◆ Requirements
Reply with one number: the count of lines in the data that hold the string "Water".

◆ Dataset records
(begin)
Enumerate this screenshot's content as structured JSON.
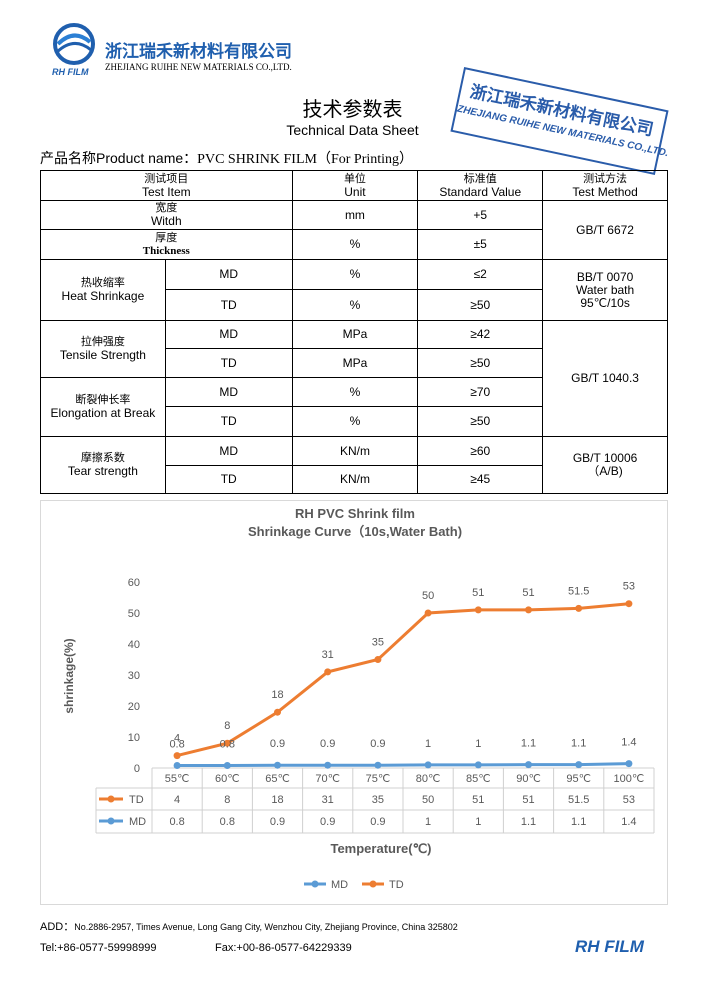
{
  "header": {
    "company_cn": "浙江瑞禾新材料有限公司",
    "company_en": "ZHEJIANG RUIHE NEW MATERIALS CO.,LTD.",
    "logo_text": "RH FILM"
  },
  "stamp": {
    "cn": "浙江瑞禾新材料有限公司",
    "en": "ZHEJIANG RUIHE NEW MATERIALS CO.,LTD."
  },
  "title": "技术参数表",
  "subtitle": "Technical Data Sheet",
  "product": {
    "label": "产品名称Product name：",
    "value": "PVC SHRINK FILM（For Printing）"
  },
  "table": {
    "header": [
      [
        "测试项目",
        "Test Item"
      ],
      [
        "单位",
        "Unit"
      ],
      [
        "标准值",
        "Standard Value"
      ],
      [
        "测试方法",
        "Test Method"
      ]
    ],
    "rows": [
      {
        "item": [
          "宽度",
          "Witdh"
        ],
        "unit": "mm",
        "value": "+5",
        "method": [
          "GB/T 6672"
        ]
      },
      {
        "item": [
          "厚度",
          "Thickness"
        ],
        "unit": "%",
        "value": "±5"
      },
      {
        "item": [
          "热收缩率",
          "Heat Shrinkage"
        ],
        "direction": "MD",
        "unit": "%",
        "value": "≤2",
        "method": [
          "BB/T 0070",
          "Water bath",
          "95℃/10s"
        ]
      },
      {
        "direction": "TD",
        "unit": "%",
        "value": "≥50"
      },
      {
        "item": [
          "拉伸强度",
          "Tensile Strength"
        ],
        "direction": "MD",
        "unit": "MPa",
        "value": "≥42",
        "method": [
          "GB/T 1040.3"
        ]
      },
      {
        "direction": "TD",
        "unit": "MPa",
        "value": "≥50"
      },
      {
        "item": [
          "断裂伸长率",
          "Elongation at Break"
        ],
        "direction": "MD",
        "unit": "%",
        "value": "≥70"
      },
      {
        "direction": "TD",
        "unit": "%",
        "value": "≥50"
      },
      {
        "item": [
          "摩擦系数",
          "Tear strength"
        ],
        "direction": "MD",
        "unit": "KN/m",
        "value": "≥60",
        "method": [
          "GB/T 10006",
          "（A/B)"
        ]
      },
      {
        "direction": "TD",
        "unit": "KN/m",
        "value": "≥45"
      }
    ]
  },
  "chart_data": {
    "type": "line",
    "title": "RH PVC Shrink film",
    "subtitle": "Shrinkage Curve（10s,Water Bath)",
    "y_label": "shrinkage(%)",
    "x_label": "Temperature(℃)",
    "categories": [
      "55℃",
      "60℃",
      "65℃",
      "70℃",
      "75℃",
      "80℃",
      "85℃",
      "90℃",
      "95℃",
      "100℃"
    ],
    "series": [
      {
        "name": "TD",
        "color": "#ed7d31",
        "values": [
          4,
          8,
          18,
          31,
          35,
          50,
          51,
          51,
          51.5,
          53
        ]
      },
      {
        "name": "MD",
        "color": "#5b9bd5",
        "values": [
          0.8,
          0.8,
          0.9,
          0.9,
          0.9,
          1,
          1,
          1.1,
          1.1,
          1.4
        ]
      }
    ],
    "ylim": [
      0,
      60
    ],
    "yticks": [
      0,
      10,
      20,
      30,
      40,
      50,
      60
    ],
    "grid": false,
    "legend": "bottom"
  },
  "footer": {
    "address_label": "ADD：",
    "address": "No.2886-2957, Times Avenue, Long Gang City, Wenzhou City, Zhejiang Province, China 325802",
    "tel": "Tel:+86-0577-59998999",
    "fax": "Fax:+00-86-0577-64229339",
    "brand": "RH FILM"
  }
}
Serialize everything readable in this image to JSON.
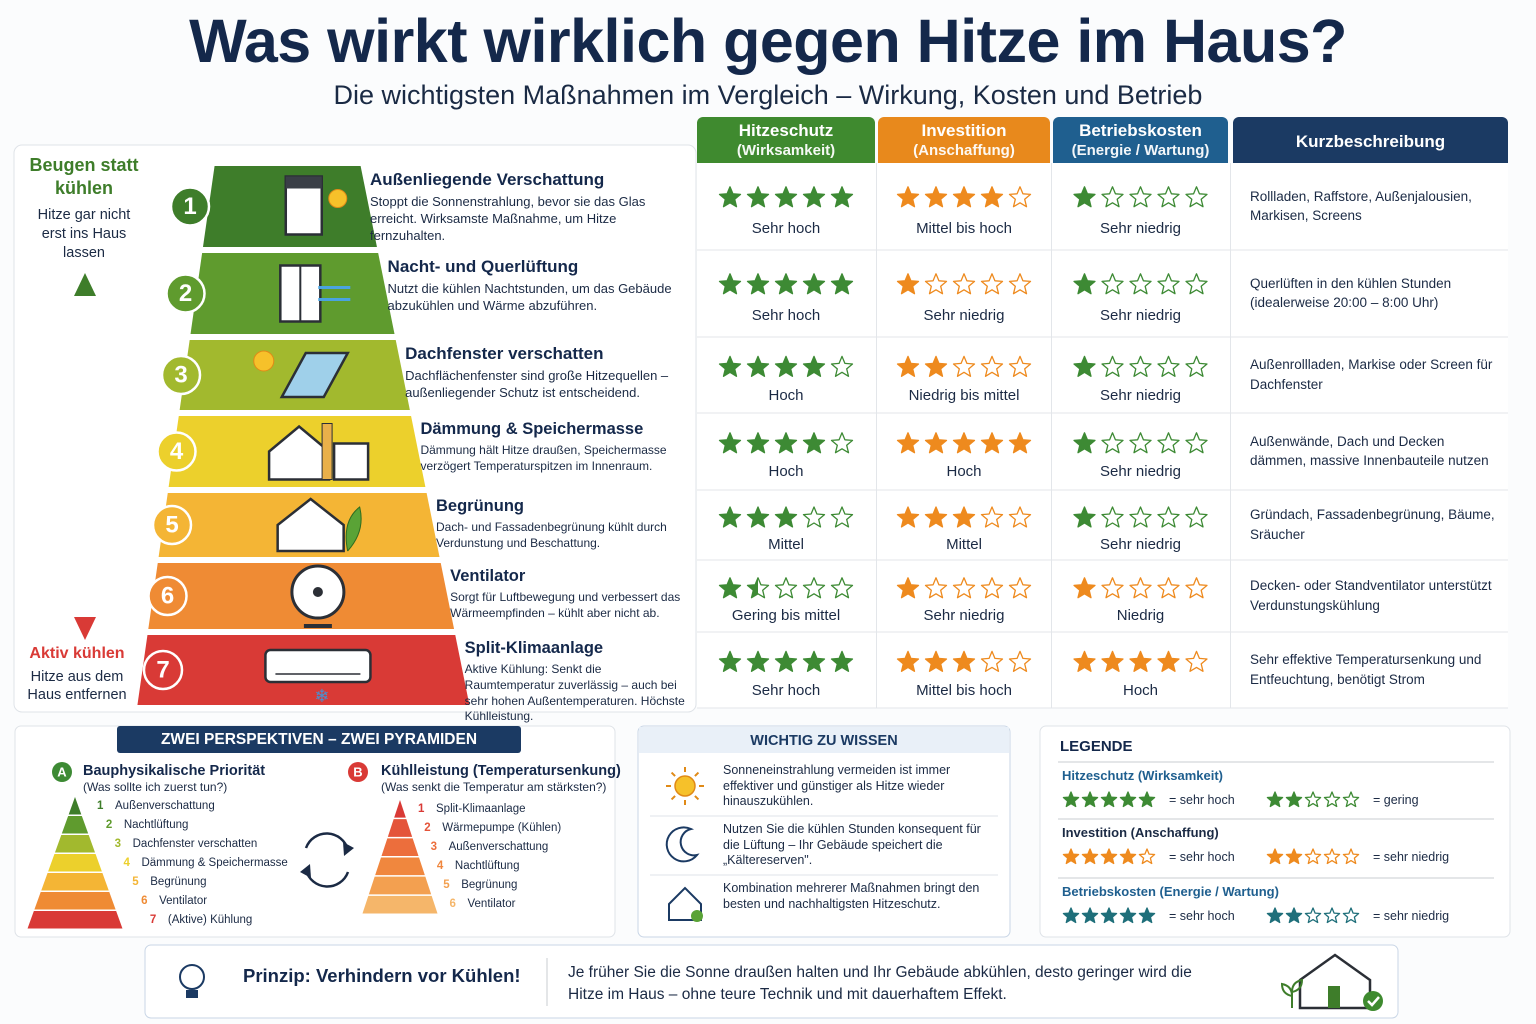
{
  "header": {
    "title": "Was wirkt wirklich gegen Hitze im Haus?",
    "subtitle": "Die wichtigsten Maßnahmen im Vergleich – Wirkung, Kosten und Betrieb"
  },
  "side": {
    "top_title": "Beugen statt kühlen",
    "top_text": "Hitze gar nicht erst ins Haus lassen",
    "bottom_title": "Aktiv kühlen",
    "bottom_text": "Hitze aus dem Haus entfernen"
  },
  "columns": [
    {
      "title": "Hitzeschutz",
      "sub": "(Wirksamkeit)",
      "color": "#3f8a2f",
      "star_color": "#3d8a34"
    },
    {
      "title": "Investition",
      "sub": "(Anschaffung)",
      "color": "#e8891c",
      "star_color": "#ee8a1e"
    },
    {
      "title": "Betriebskosten",
      "sub": "(Energie / Wartung)",
      "color": "#1f5f8f",
      "star_color": "#3d8a34"
    },
    {
      "title": "Kurzbeschreibung",
      "color": "#1b3a63"
    }
  ],
  "measures": [
    {
      "number": 1,
      "title": "Außenliegende Verschattung",
      "text": "Stoppt die Sonnenstrahlung, bevor sie das Glas erreicht. Wirksamste Maßnahme, um Hitze fernzuhalten.",
      "color": "#3e7d2a",
      "ratings": [
        {
          "stars": 5,
          "label": "Sehr hoch"
        },
        {
          "stars": 4,
          "label": "Mittel bis hoch"
        },
        {
          "stars": 1,
          "label": "Sehr niedrig"
        }
      ],
      "description": "Rollladen, Raffstore, Außenjalousien, Markisen, Screens"
    },
    {
      "number": 2,
      "title": "Nacht- und Querlüftung",
      "text": "Nutzt die kühlen Nachtstunden, um das Gebäude abzukühlen und Wärme abzuführen.",
      "color": "#5f9b2e",
      "ratings": [
        {
          "stars": 5,
          "label": "Sehr hoch"
        },
        {
          "stars": 1,
          "label": "Sehr niedrig"
        },
        {
          "stars": 1,
          "label": "Sehr niedrig"
        }
      ],
      "description": "Querlüften in den kühlen Stunden (idealerweise 20:00 – 8:00 Uhr)"
    },
    {
      "number": 3,
      "title": "Dachfenster verschatten",
      "text": "Dachflächenfenster sind große Hitzequellen – außenliegender Schutz ist entscheidend.",
      "color": "#a2b92e",
      "ratings": [
        {
          "stars": 4,
          "label": "Hoch"
        },
        {
          "stars": 2,
          "label": "Niedrig bis mittel"
        },
        {
          "stars": 1,
          "label": "Sehr niedrig"
        }
      ],
      "description": "Außenrollladen, Markise oder Screen für Dachfenster"
    },
    {
      "number": 4,
      "title": "Dämmung & Speichermasse",
      "text": "Dämmung hält Hitze draußen, Speichermasse verzögert Temperaturspitzen im Innenraum.",
      "color": "#ecd02c",
      "ratings": [
        {
          "stars": 4,
          "label": "Hoch"
        },
        {
          "stars": 5,
          "label": "Hoch"
        },
        {
          "stars": 1,
          "label": "Sehr niedrig"
        }
      ],
      "description": "Außenwände, Dach und Decken dämmen, massive Innenbauteile nutzen"
    },
    {
      "number": 5,
      "title": "Begrünung",
      "text": "Dach- und Fassadenbegrünung kühlt durch Verdunstung und Beschattung.",
      "color": "#f4b535",
      "ratings": [
        {
          "stars": 3,
          "label": "Mittel"
        },
        {
          "stars": 3,
          "label": "Mittel"
        },
        {
          "stars": 1,
          "label": "Sehr niedrig"
        }
      ],
      "description": "Gründach, Fassadenbegrünung, Bäume, Sräucher"
    },
    {
      "number": 6,
      "title": "Ventilator",
      "text": "Sorgt für Luftbewegung und verbessert das Wärmeempfinden – kühlt aber nicht ab.",
      "color": "#ef8b34",
      "ratings": [
        {
          "stars": 1.5,
          "label": "Gering bis mittel"
        },
        {
          "stars": 1,
          "label": "Sehr niedrig"
        },
        {
          "stars": 1,
          "label": "Niedrig",
          "color": "#ee8a1e"
        }
      ],
      "description": "Decken- oder Standventilator unterstützt Verdunstungskühlung"
    },
    {
      "number": 7,
      "title": "Split-Klimaanlage",
      "text": "Aktive Kühlung: Senkt die Raumtemperatur zuverlässig – auch bei sehr hohen Außentemperaturen. Höchste Kühlleistung.",
      "color": "#d93a36",
      "ratings": [
        {
          "stars": 5,
          "label": "Sehr hoch"
        },
        {
          "stars": 3,
          "label": "Mittel bis hoch"
        },
        {
          "stars": 4,
          "label": "Hoch",
          "color": "#ee8a1e"
        }
      ],
      "description": "Sehr effektive Temperatursenkung und Entfeuchtung, benötigt Strom"
    }
  ],
  "perspectives": {
    "title": "ZWEI PERSPEKTIVEN – ZWEI PYRAMIDEN",
    "groups": [
      {
        "badge": "A",
        "color": "#3d8a34",
        "title": "Bauphysikalische Priorität",
        "sub": "(Was sollte ich zuerst tun?)",
        "items": [
          {
            "number": 1,
            "label": "Außenverschattung",
            "color": "#3e7d2a"
          },
          {
            "number": 2,
            "label": "Nachtlüftung",
            "color": "#5f9b2e"
          },
          {
            "number": 3,
            "label": "Dachfenster verschatten",
            "color": "#a2b92e"
          },
          {
            "number": 4,
            "label": "Dämmung & Speichermasse",
            "color": "#ecd02c"
          },
          {
            "number": 5,
            "label": "Begrünung",
            "color": "#f4b535"
          },
          {
            "number": 6,
            "label": "Ventilator",
            "color": "#ef8b34"
          },
          {
            "number": 7,
            "label": "(Aktive) Kühlung",
            "color": "#d93a36"
          }
        ]
      },
      {
        "badge": "B",
        "color": "#d93a36",
        "title": "Kühlleistung (Temperatursenkung)",
        "sub": "(Was senkt die Temperatur am stärksten?)",
        "items": [
          {
            "number": 1,
            "label": "Split-Klimaanlage",
            "color": "#d93a36"
          },
          {
            "number": 2,
            "label": "Wärmepumpe (Kühlen)",
            "color": "#e4543a"
          },
          {
            "number": 3,
            "label": "Außenverschattung",
            "color": "#ec6e3c"
          },
          {
            "number": 4,
            "label": "Nachtlüftung",
            "color": "#f0873e"
          },
          {
            "number": 5,
            "label": "Begrünung",
            "color": "#f3a050"
          },
          {
            "number": 6,
            "label": "Ventilator",
            "color": "#f5b66a"
          }
        ]
      }
    ]
  },
  "info": {
    "title": "WICHTIG ZU WISSEN",
    "items": [
      "Sonneneinstrahlung vermeiden ist immer effektiver und günstiger als Hitze wieder hinauszukühlen.",
      "Nutzen Sie die kühlen Stunden konsequent für die Lüftung – Ihr Gebäude speichert die „Kältereserven\".",
      "Kombination mehrerer Maßnahmen bringt den besten und nachhaltigsten Hitzeschutz."
    ]
  },
  "legend": {
    "title": "LEGENDE",
    "groups": [
      {
        "title": "Hitzeschutz (Wirksamkeit)",
        "title_color": "#1f5f8f",
        "star_color": "#3d8a34",
        "items": [
          {
            "stars": 5,
            "label": "= sehr hoch"
          },
          {
            "stars": 2,
            "label": "= gering"
          }
        ]
      },
      {
        "title": "Investition (Anschaffung)",
        "title_color": "#1b2a44",
        "star_color": "#ee8a1e",
        "items": [
          {
            "stars": 4,
            "label": "= sehr hoch"
          },
          {
            "stars": 2,
            "label": "= sehr niedrig"
          }
        ]
      },
      {
        "title": "Betriebskosten (Energie / Wartung)",
        "title_color": "#1f5f8f",
        "star_color": "#1f6f7a",
        "items": [
          {
            "stars": 5,
            "label": "= sehr hoch"
          },
          {
            "stars": 2,
            "label": "= sehr niedrig"
          }
        ]
      }
    ]
  },
  "footer": {
    "title": "Prinzip: Verhindern vor Kühlen!",
    "text": "Je früher Sie die Sonne draußen halten und Ihr Gebäude abkühlen, desto geringer wird die Hitze im Haus – ohne teure Technik und mit dauerhaftem Effekt."
  }
}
(end)
◆ Worked solution
2